## BEGIN Given records
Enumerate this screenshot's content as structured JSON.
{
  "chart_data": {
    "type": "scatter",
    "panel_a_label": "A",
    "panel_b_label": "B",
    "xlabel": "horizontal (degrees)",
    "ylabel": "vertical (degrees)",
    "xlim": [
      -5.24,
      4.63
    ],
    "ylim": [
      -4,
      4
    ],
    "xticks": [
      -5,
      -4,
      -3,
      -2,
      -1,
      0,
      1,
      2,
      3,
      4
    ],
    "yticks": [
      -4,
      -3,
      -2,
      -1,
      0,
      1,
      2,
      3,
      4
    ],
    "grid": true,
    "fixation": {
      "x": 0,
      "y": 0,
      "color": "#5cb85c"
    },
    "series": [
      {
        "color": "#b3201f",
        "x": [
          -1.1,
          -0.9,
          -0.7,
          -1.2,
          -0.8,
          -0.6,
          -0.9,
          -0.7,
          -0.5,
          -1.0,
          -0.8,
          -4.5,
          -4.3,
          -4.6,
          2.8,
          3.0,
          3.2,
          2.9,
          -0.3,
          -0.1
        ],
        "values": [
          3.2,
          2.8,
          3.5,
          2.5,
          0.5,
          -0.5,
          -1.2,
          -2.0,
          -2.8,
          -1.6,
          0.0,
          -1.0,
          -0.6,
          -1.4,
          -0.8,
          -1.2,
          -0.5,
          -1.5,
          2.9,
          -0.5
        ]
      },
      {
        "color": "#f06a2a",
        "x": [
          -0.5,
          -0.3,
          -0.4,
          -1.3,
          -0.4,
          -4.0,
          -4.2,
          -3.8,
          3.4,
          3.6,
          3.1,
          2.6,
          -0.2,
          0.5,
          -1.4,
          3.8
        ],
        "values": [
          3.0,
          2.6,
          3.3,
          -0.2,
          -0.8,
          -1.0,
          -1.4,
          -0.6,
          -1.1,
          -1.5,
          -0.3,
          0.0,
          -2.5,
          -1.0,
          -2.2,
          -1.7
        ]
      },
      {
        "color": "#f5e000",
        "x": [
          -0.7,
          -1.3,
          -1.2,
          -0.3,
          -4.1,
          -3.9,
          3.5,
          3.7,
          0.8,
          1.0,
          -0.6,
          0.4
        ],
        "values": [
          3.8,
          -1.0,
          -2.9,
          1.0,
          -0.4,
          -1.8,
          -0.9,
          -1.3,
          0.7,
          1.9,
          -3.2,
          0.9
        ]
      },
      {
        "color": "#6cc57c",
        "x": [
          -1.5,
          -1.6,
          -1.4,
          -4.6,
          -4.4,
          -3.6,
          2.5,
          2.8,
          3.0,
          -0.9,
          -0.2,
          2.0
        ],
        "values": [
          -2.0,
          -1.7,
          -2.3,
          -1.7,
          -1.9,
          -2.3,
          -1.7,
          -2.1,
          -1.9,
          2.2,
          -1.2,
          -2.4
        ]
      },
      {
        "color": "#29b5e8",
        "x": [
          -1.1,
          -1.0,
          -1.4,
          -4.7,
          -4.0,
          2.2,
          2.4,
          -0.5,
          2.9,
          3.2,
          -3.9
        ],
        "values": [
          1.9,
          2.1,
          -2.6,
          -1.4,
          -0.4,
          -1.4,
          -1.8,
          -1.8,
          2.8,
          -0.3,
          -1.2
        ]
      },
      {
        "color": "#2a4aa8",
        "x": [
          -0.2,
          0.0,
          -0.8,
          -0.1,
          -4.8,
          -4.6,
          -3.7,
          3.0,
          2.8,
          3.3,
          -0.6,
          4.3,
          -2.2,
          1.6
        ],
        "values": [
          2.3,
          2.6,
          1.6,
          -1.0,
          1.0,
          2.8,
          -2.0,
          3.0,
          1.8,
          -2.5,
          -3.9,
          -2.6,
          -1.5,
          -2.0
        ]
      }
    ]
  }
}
## END Given records
Using the listing above, pick out each line that contains the word "color", then copy it.

▶ _Solution for this task_
      "color": "#5cb85c"
        "color": "#b3201f",
        "color": "#f06a2a",
        "color": "#f5e000",
        "color": "#6cc57c",
        "color": "#29b5e8",
        "color": "#2a4aa8",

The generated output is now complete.